* _REQUEST_
Give the data again exactly as written, skipping any pictures.

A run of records
※ ※ ※

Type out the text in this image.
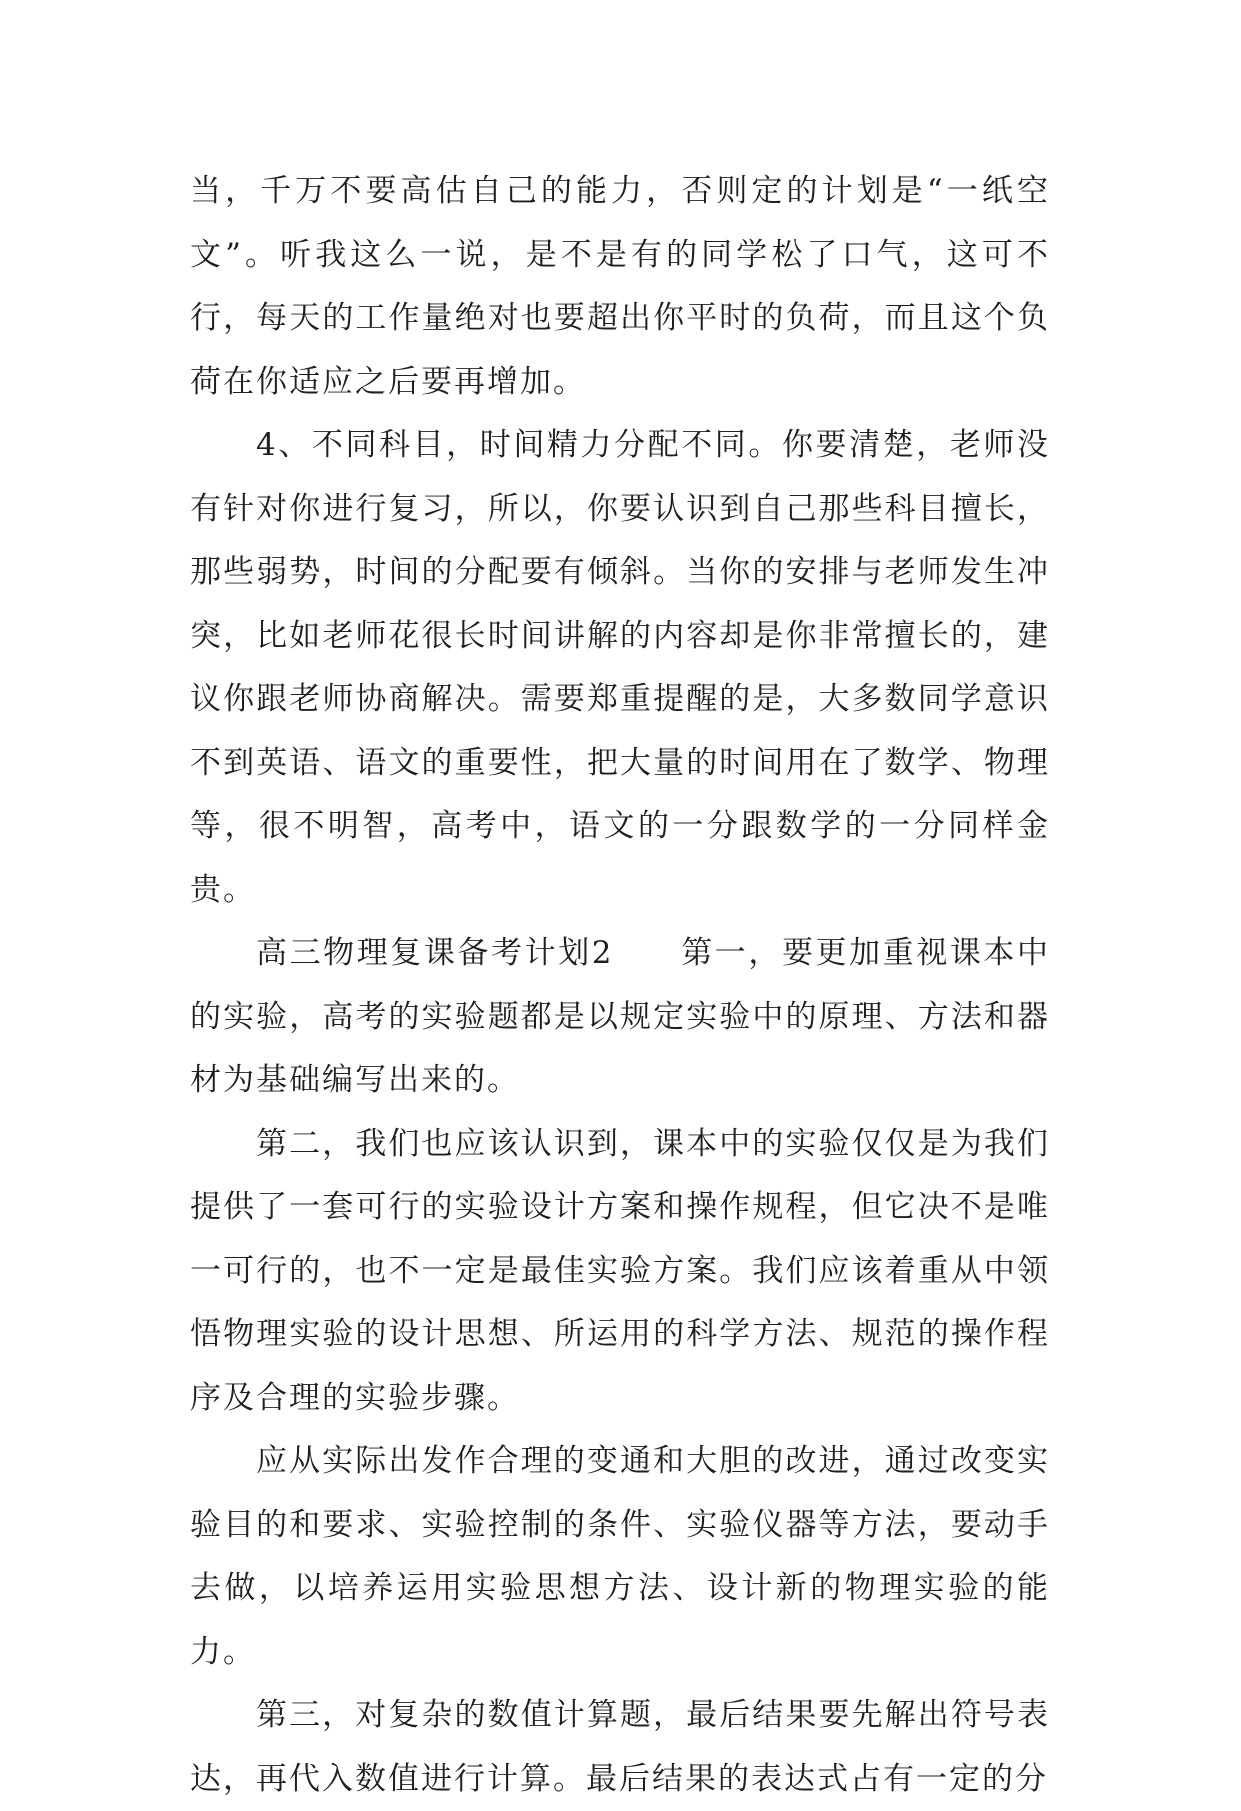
当，千万不要高估自己的能力，否则定的计划是“一纸空文”。听我这么一说，是不是有的同学松了口气，这可不行，每天的工作量绝对也要超出你平时的负荷，而且这个负荷在你适应之后要再增加。

4、不同科目，时间精力分配不同。你要清楚，老师没有针对你进行复习，所以，你要认识到自己那些科目擅长，那些弱势，时间的分配要有倾斜。当你的安排与老师发生冲突，比如老师花很长时间讲解的内容却是你非常擅长的，建议你跟老师协商解决。需要郑重提醒的是，大多数同学意识不到英语、语文的重要性，把大量的时间用在了数学、物理等，很不明智，高考中，语文的一分跟数学的一分同样金贵。

高三物理复课备考计划2　　第一，要更加重视课本中的实验，高考的实验题都是以规定实验中的原理、方法和器材为基础编写出来的。

第二，我们也应该认识到，课本中的实验仅仅是为我们提供了一套可行的实验设计方案和操作规程，但它决不是唯一可行的，也不一定是最佳实验方案。我们应该着重从中领悟物理实验的设计思想、所运用的科学方法、规范的操作程序及合理的实验步骤。

应从实际出发作合理的变通和大胆的改进，通过改变实验目的和要求、实验控制的条件、实验仪器等方法，要动手去做，以培养运用实验思想方法、设计新的物理实验的能力。

第三，对复杂的数值计算题，最后结果要先解出符号表达，再代入数值进行计算。最后结果的表达式占有一定的分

※ ※ ※

* _COMPLETED EXERCISE_
Type out the text in this image.
当，千万不要高估自己的能力，否则定的计划是“一纸空文”。听我这么一说，是不是有的同学松了口气，这可不行，每天的工作量绝对也要超出你平时的负荷，而且这个负荷在你适应之后要再增加。

4、不同科目，时间精力分配不同。你要清楚，老师没有针对你进行复习，所以，你要认识到自己那些科目擅长，那些弱势，时间的分配要有倾斜。当你的安排与老师发生冲突，比如老师花很长时间讲解的内容却是你非常擅长的，建议你跟老师协商解决。需要郑重提醒的是，大多数同学意识不到英语、语文的重要性，把大量的时间用在了数学、物理等，很不明智，高考中，语文的一分跟数学的一分同样金贵。

高三物理复课备考计划2　　第一，要更加重视课本中的实验，高考的实验题都是以规定实验中的原理、方法和器材为基础编写出来的。

第二，我们也应该认识到，课本中的实验仅仅是为我们提供了一套可行的实验设计方案和操作规程，但它决不是唯一可行的，也不一定是最佳实验方案。我们应该着重从中领悟物理实验的设计思想、所运用的科学方法、规范的操作程序及合理的实验步骤。

应从实际出发作合理的变通和大胆的改进，通过改变实验目的和要求、实验控制的条件、实验仪器等方法，要动手去做，以培养运用实验思想方法、设计新的物理实验的能力。

第三，对复杂的数值计算题，最后结果要先解出符号表达，再代入数值进行计算。最后结果的表达式占有一定的分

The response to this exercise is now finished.